◆ WHAT YOU WILL DO ◆
From the entries below, extract every line that includes the word "JSON".

◆ Dataset entries on figures ◆
○ ○ ○ ○ ○

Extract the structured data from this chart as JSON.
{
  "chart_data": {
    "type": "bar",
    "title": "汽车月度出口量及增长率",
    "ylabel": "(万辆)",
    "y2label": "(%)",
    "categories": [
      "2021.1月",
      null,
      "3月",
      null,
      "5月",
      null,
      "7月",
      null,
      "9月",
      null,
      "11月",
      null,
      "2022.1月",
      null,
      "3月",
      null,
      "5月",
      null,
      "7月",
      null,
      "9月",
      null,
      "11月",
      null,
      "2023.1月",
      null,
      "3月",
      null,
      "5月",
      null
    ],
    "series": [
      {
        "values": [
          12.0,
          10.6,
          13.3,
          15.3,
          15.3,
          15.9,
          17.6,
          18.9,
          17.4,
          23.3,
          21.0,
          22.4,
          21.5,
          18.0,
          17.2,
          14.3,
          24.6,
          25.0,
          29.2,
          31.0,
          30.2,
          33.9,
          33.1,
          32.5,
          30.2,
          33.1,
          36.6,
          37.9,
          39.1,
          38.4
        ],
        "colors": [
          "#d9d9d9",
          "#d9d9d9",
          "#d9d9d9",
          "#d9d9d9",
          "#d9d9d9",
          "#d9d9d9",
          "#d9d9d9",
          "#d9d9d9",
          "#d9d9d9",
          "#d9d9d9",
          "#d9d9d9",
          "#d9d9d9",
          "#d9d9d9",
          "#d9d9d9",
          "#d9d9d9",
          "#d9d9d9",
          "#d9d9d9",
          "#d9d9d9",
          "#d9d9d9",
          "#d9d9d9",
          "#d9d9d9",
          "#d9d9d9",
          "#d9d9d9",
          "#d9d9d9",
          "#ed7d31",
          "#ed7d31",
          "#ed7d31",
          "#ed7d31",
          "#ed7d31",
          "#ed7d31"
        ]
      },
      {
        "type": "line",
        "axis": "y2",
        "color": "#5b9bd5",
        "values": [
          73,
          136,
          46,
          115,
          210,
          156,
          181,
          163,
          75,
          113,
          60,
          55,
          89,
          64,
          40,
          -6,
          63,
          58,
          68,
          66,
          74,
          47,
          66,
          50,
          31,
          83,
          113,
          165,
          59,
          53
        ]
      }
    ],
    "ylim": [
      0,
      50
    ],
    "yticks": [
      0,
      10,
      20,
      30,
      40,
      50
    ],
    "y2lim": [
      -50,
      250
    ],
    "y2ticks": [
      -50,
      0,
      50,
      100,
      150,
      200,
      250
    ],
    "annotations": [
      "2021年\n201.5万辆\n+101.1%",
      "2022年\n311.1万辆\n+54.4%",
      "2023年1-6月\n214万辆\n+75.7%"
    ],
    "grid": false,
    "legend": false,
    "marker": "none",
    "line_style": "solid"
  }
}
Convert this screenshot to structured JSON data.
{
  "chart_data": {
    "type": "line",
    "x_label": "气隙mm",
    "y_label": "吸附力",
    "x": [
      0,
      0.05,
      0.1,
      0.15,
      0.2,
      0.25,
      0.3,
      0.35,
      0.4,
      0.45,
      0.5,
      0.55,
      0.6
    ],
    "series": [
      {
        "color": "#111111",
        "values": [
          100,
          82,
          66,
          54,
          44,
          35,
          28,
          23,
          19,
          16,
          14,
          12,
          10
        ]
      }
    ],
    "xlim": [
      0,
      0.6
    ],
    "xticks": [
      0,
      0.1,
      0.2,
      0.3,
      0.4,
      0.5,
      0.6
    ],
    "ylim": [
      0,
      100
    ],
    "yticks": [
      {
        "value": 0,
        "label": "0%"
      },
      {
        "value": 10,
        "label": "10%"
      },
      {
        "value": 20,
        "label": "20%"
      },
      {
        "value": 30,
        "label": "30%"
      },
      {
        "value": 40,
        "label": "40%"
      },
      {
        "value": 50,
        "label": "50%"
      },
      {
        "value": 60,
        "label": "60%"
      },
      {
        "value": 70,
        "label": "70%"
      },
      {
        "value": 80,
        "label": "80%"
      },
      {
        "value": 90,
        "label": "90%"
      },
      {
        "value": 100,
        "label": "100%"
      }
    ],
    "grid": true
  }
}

○ ○ ○ ○ ○

◆ ANSWER TO THIS PROBLEM ◆
Extract the structured data from this chart as JSON.
Convert this screenshot to structured JSON data.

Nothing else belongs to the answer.